YOUR TASK: Every record should be copied exactly, except that pictures are to be omitted.
[BEGIN RECORDS FOR PROCESSING]
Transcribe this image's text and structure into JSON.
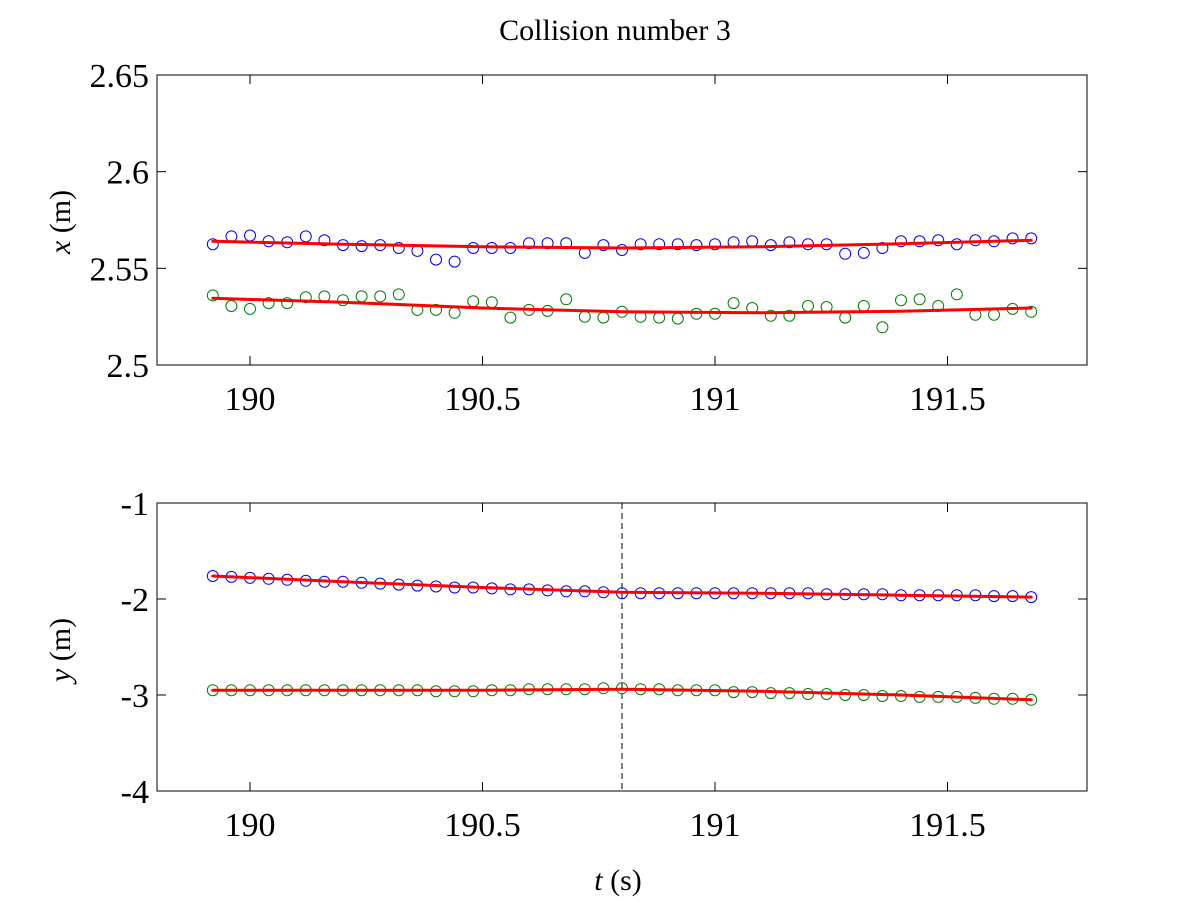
{
  "chart_data": [
    {
      "type": "scatter",
      "title": "Collision number 3",
      "xlabel": "",
      "ylabel_var": "x",
      "ylabel_unit": " (m)",
      "xlim": [
        189.8,
        191.8
      ],
      "ylim": [
        2.5,
        2.65
      ],
      "xticks": [
        190,
        190.5,
        191,
        191.5
      ],
      "xtick_labels": [
        "190",
        "190.5",
        "191",
        "191.5"
      ],
      "yticks": [
        2.5,
        2.55,
        2.6,
        2.65
      ],
      "ytick_labels": [
        "2.5",
        "2.55",
        "2.6",
        "2.65"
      ],
      "grid": false,
      "t": [
        189.92,
        189.96,
        190.0,
        190.04,
        190.08,
        190.12,
        190.16,
        190.2,
        190.24,
        190.28,
        190.32,
        190.36,
        190.4,
        190.44,
        190.48,
        190.52,
        190.56,
        190.6,
        190.64,
        190.68,
        190.72,
        190.76,
        190.8,
        190.84,
        190.88,
        190.92,
        190.96,
        191.0,
        191.04,
        191.08,
        191.12,
        191.16,
        191.2,
        191.24,
        191.28,
        191.32,
        191.36,
        191.4,
        191.44,
        191.48,
        191.52,
        191.56,
        191.6,
        191.64,
        191.68
      ],
      "series": [
        {
          "color": "#0000ff",
          "marker": "circle",
          "values": [
            2.5625,
            2.5665,
            2.567,
            2.564,
            2.5635,
            2.5665,
            2.5645,
            2.562,
            2.5615,
            2.562,
            2.5605,
            2.559,
            2.5545,
            2.5535,
            2.5605,
            2.5605,
            2.5605,
            2.563,
            2.563,
            2.563,
            2.558,
            2.562,
            2.5595,
            2.5625,
            2.5625,
            2.5625,
            2.562,
            2.5625,
            2.5635,
            2.564,
            2.562,
            2.5635,
            2.5625,
            2.5625,
            2.5575,
            2.558,
            2.5605,
            2.564,
            2.564,
            2.5645,
            2.5625,
            2.5645,
            2.564,
            2.5655,
            2.5655
          ]
        },
        {
          "color": "#008000",
          "marker": "circle",
          "values": [
            2.536,
            2.5305,
            2.529,
            2.532,
            2.532,
            2.535,
            2.5355,
            2.5335,
            2.5355,
            2.5355,
            2.5365,
            2.5285,
            2.5285,
            2.527,
            2.533,
            2.5325,
            2.5245,
            2.5285,
            2.528,
            2.534,
            2.525,
            2.5245,
            2.5275,
            2.525,
            2.5245,
            2.524,
            2.5265,
            2.5265,
            2.532,
            2.5295,
            2.5255,
            2.5255,
            2.5305,
            2.53,
            2.5245,
            2.5305,
            2.5195,
            2.5335,
            2.534,
            2.5305,
            2.5365,
            2.526,
            2.526,
            2.529,
            2.5275
          ]
        },
        {
          "color": "#ff0000",
          "style": "line",
          "x": [
            189.92,
            190.2,
            190.5,
            190.8,
            191.1,
            191.4,
            191.68
          ],
          "values": [
            2.564,
            2.5625,
            2.5612,
            2.5605,
            2.5612,
            2.5627,
            2.5645
          ]
        },
        {
          "color": "#ff0000",
          "style": "line",
          "x": [
            189.92,
            190.2,
            190.5,
            190.8,
            191.1,
            191.4,
            191.68
          ],
          "values": [
            2.5345,
            2.5325,
            2.5295,
            2.5275,
            2.527,
            2.5278,
            2.5295
          ]
        }
      ]
    },
    {
      "type": "scatter",
      "title": "",
      "xlabel_var": "t",
      "xlabel_unit": " (s)",
      "ylabel_var": "y",
      "ylabel_unit": " (m)",
      "xlim": [
        189.8,
        191.8
      ],
      "ylim": [
        -4,
        -1
      ],
      "xticks": [
        190,
        190.5,
        191,
        191.5
      ],
      "xtick_labels": [
        "190",
        "190.5",
        "191",
        "191.5"
      ],
      "yticks": [
        -4,
        -3,
        -2,
        -1
      ],
      "ytick_labels": [
        "-4",
        "-3",
        "-2",
        "-1"
      ],
      "grid": false,
      "vline": {
        "x": 190.8,
        "style": "dashed",
        "color": "#000000"
      },
      "t": [
        189.92,
        189.96,
        190.0,
        190.04,
        190.08,
        190.12,
        190.16,
        190.2,
        190.24,
        190.28,
        190.32,
        190.36,
        190.4,
        190.44,
        190.48,
        190.52,
        190.56,
        190.6,
        190.64,
        190.68,
        190.72,
        190.76,
        190.8,
        190.84,
        190.88,
        190.92,
        190.96,
        191.0,
        191.04,
        191.08,
        191.12,
        191.16,
        191.2,
        191.24,
        191.28,
        191.32,
        191.36,
        191.4,
        191.44,
        191.48,
        191.52,
        191.56,
        191.6,
        191.64,
        191.68
      ],
      "series": [
        {
          "color": "#0000ff",
          "marker": "circle",
          "values": [
            -1.76,
            -1.77,
            -1.78,
            -1.79,
            -1.8,
            -1.81,
            -1.82,
            -1.82,
            -1.83,
            -1.84,
            -1.85,
            -1.86,
            -1.87,
            -1.88,
            -1.88,
            -1.89,
            -1.9,
            -1.9,
            -1.91,
            -1.92,
            -1.92,
            -1.93,
            -1.94,
            -1.94,
            -1.94,
            -1.94,
            -1.94,
            -1.94,
            -1.94,
            -1.94,
            -1.94,
            -1.94,
            -1.94,
            -1.95,
            -1.95,
            -1.95,
            -1.95,
            -1.96,
            -1.96,
            -1.96,
            -1.96,
            -1.96,
            -1.97,
            -1.97,
            -1.98
          ]
        },
        {
          "color": "#008000",
          "marker": "circle",
          "values": [
            -2.95,
            -2.95,
            -2.95,
            -2.95,
            -2.95,
            -2.95,
            -2.95,
            -2.95,
            -2.95,
            -2.95,
            -2.95,
            -2.95,
            -2.96,
            -2.96,
            -2.96,
            -2.95,
            -2.95,
            -2.94,
            -2.94,
            -2.94,
            -2.94,
            -2.93,
            -2.93,
            -2.94,
            -2.94,
            -2.95,
            -2.95,
            -2.95,
            -2.97,
            -2.97,
            -2.98,
            -2.98,
            -2.99,
            -2.99,
            -3.0,
            -3.0,
            -3.01,
            -3.01,
            -3.02,
            -3.02,
            -3.02,
            -3.03,
            -3.04,
            -3.04,
            -3.05
          ]
        },
        {
          "color": "#ff0000",
          "style": "line",
          "x": [
            189.92,
            190.2,
            190.5,
            190.8,
            191.1,
            191.4,
            191.68
          ],
          "values": [
            -1.76,
            -1.82,
            -1.88,
            -1.93,
            -1.94,
            -1.96,
            -1.98
          ]
        },
        {
          "color": "#ff0000",
          "style": "line",
          "x": [
            189.92,
            190.2,
            190.5,
            190.8,
            191.1,
            191.4,
            191.68
          ],
          "values": [
            -2.95,
            -2.95,
            -2.95,
            -2.94,
            -2.96,
            -3.0,
            -3.05
          ]
        }
      ]
    }
  ]
}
[END RECORDS FOR PROCESSING]
ANSWER BELOW:
Transcribe this image's text and structure into JSON.
{
  "chart_data": [
    {
      "type": "scatter",
      "title": "Collision number 3",
      "xlabel": "",
      "ylabel_var": "x",
      "ylabel_unit": " (m)",
      "xlim": [
        189.8,
        191.8
      ],
      "ylim": [
        2.5,
        2.65
      ],
      "xticks": [
        190,
        190.5,
        191,
        191.5
      ],
      "xtick_labels": [
        "190",
        "190.5",
        "191",
        "191.5"
      ],
      "yticks": [
        2.5,
        2.55,
        2.6,
        2.65
      ],
      "ytick_labels": [
        "2.5",
        "2.55",
        "2.6",
        "2.65"
      ],
      "grid": false,
      "t": [
        189.92,
        189.96,
        190.0,
        190.04,
        190.08,
        190.12,
        190.16,
        190.2,
        190.24,
        190.28,
        190.32,
        190.36,
        190.4,
        190.44,
        190.48,
        190.52,
        190.56,
        190.6,
        190.64,
        190.68,
        190.72,
        190.76,
        190.8,
        190.84,
        190.88,
        190.92,
        190.96,
        191.0,
        191.04,
        191.08,
        191.12,
        191.16,
        191.2,
        191.24,
        191.28,
        191.32,
        191.36,
        191.4,
        191.44,
        191.48,
        191.52,
        191.56,
        191.6,
        191.64,
        191.68
      ],
      "series": [
        {
          "color": "#0000ff",
          "marker": "circle",
          "values": [
            2.5625,
            2.5665,
            2.567,
            2.564,
            2.5635,
            2.5665,
            2.5645,
            2.562,
            2.5615,
            2.562,
            2.5605,
            2.559,
            2.5545,
            2.5535,
            2.5605,
            2.5605,
            2.5605,
            2.563,
            2.563,
            2.563,
            2.558,
            2.562,
            2.5595,
            2.5625,
            2.5625,
            2.5625,
            2.562,
            2.5625,
            2.5635,
            2.564,
            2.562,
            2.5635,
            2.5625,
            2.5625,
            2.5575,
            2.558,
            2.5605,
            2.564,
            2.564,
            2.5645,
            2.5625,
            2.5645,
            2.564,
            2.5655,
            2.5655
          ]
        },
        {
          "color": "#008000",
          "marker": "circle",
          "values": [
            2.536,
            2.5305,
            2.529,
            2.532,
            2.532,
            2.535,
            2.5355,
            2.5335,
            2.5355,
            2.5355,
            2.5365,
            2.5285,
            2.5285,
            2.527,
            2.533,
            2.5325,
            2.5245,
            2.5285,
            2.528,
            2.534,
            2.525,
            2.5245,
            2.5275,
            2.525,
            2.5245,
            2.524,
            2.5265,
            2.5265,
            2.532,
            2.5295,
            2.5255,
            2.5255,
            2.5305,
            2.53,
            2.5245,
            2.5305,
            2.5195,
            2.5335,
            2.534,
            2.5305,
            2.5365,
            2.526,
            2.526,
            2.529,
            2.5275
          ]
        },
        {
          "color": "#ff0000",
          "style": "line",
          "x": [
            189.92,
            190.2,
            190.5,
            190.8,
            191.1,
            191.4,
            191.68
          ],
          "values": [
            2.564,
            2.5625,
            2.5612,
            2.5605,
            2.5612,
            2.5627,
            2.5645
          ]
        },
        {
          "color": "#ff0000",
          "style": "line",
          "x": [
            189.92,
            190.2,
            190.5,
            190.8,
            191.1,
            191.4,
            191.68
          ],
          "values": [
            2.5345,
            2.5325,
            2.5295,
            2.5275,
            2.527,
            2.5278,
            2.5295
          ]
        }
      ]
    },
    {
      "type": "scatter",
      "title": "",
      "xlabel_var": "t",
      "xlabel_unit": " (s)",
      "ylabel_var": "y",
      "ylabel_unit": " (m)",
      "xlim": [
        189.8,
        191.8
      ],
      "ylim": [
        -4,
        -1
      ],
      "xticks": [
        190,
        190.5,
        191,
        191.5
      ],
      "xtick_labels": [
        "190",
        "190.5",
        "191",
        "191.5"
      ],
      "yticks": [
        -4,
        -3,
        -2,
        -1
      ],
      "ytick_labels": [
        "-4",
        "-3",
        "-2",
        "-1"
      ],
      "grid": false,
      "vline": {
        "x": 190.8,
        "style": "dashed",
        "color": "#000000"
      },
      "t": [
        189.92,
        189.96,
        190.0,
        190.04,
        190.08,
        190.12,
        190.16,
        190.2,
        190.24,
        190.28,
        190.32,
        190.36,
        190.4,
        190.44,
        190.48,
        190.52,
        190.56,
        190.6,
        190.64,
        190.68,
        190.72,
        190.76,
        190.8,
        190.84,
        190.88,
        190.92,
        190.96,
        191.0,
        191.04,
        191.08,
        191.12,
        191.16,
        191.2,
        191.24,
        191.28,
        191.32,
        191.36,
        191.4,
        191.44,
        191.48,
        191.52,
        191.56,
        191.6,
        191.64,
        191.68
      ],
      "series": [
        {
          "color": "#0000ff",
          "marker": "circle",
          "values": [
            -1.76,
            -1.77,
            -1.78,
            -1.79,
            -1.8,
            -1.81,
            -1.82,
            -1.82,
            -1.83,
            -1.84,
            -1.85,
            -1.86,
            -1.87,
            -1.88,
            -1.88,
            -1.89,
            -1.9,
            -1.9,
            -1.91,
            -1.92,
            -1.92,
            -1.93,
            -1.94,
            -1.94,
            -1.94,
            -1.94,
            -1.94,
            -1.94,
            -1.94,
            -1.94,
            -1.94,
            -1.94,
            -1.94,
            -1.95,
            -1.95,
            -1.95,
            -1.95,
            -1.96,
            -1.96,
            -1.96,
            -1.96,
            -1.96,
            -1.97,
            -1.97,
            -1.98
          ]
        },
        {
          "color": "#008000",
          "marker": "circle",
          "values": [
            -2.95,
            -2.95,
            -2.95,
            -2.95,
            -2.95,
            -2.95,
            -2.95,
            -2.95,
            -2.95,
            -2.95,
            -2.95,
            -2.95,
            -2.96,
            -2.96,
            -2.96,
            -2.95,
            -2.95,
            -2.94,
            -2.94,
            -2.94,
            -2.94,
            -2.93,
            -2.93,
            -2.94,
            -2.94,
            -2.95,
            -2.95,
            -2.95,
            -2.97,
            -2.97,
            -2.98,
            -2.98,
            -2.99,
            -2.99,
            -3.0,
            -3.0,
            -3.01,
            -3.01,
            -3.02,
            -3.02,
            -3.02,
            -3.03,
            -3.04,
            -3.04,
            -3.05
          ]
        },
        {
          "color": "#ff0000",
          "style": "line",
          "x": [
            189.92,
            190.2,
            190.5,
            190.8,
            191.1,
            191.4,
            191.68
          ],
          "values": [
            -1.76,
            -1.82,
            -1.88,
            -1.93,
            -1.94,
            -1.96,
            -1.98
          ]
        },
        {
          "color": "#ff0000",
          "style": "line",
          "x": [
            189.92,
            190.2,
            190.5,
            190.8,
            191.1,
            191.4,
            191.68
          ],
          "values": [
            -2.95,
            -2.95,
            -2.95,
            -2.94,
            -2.96,
            -3.0,
            -3.05
          ]
        }
      ]
    }
  ]
}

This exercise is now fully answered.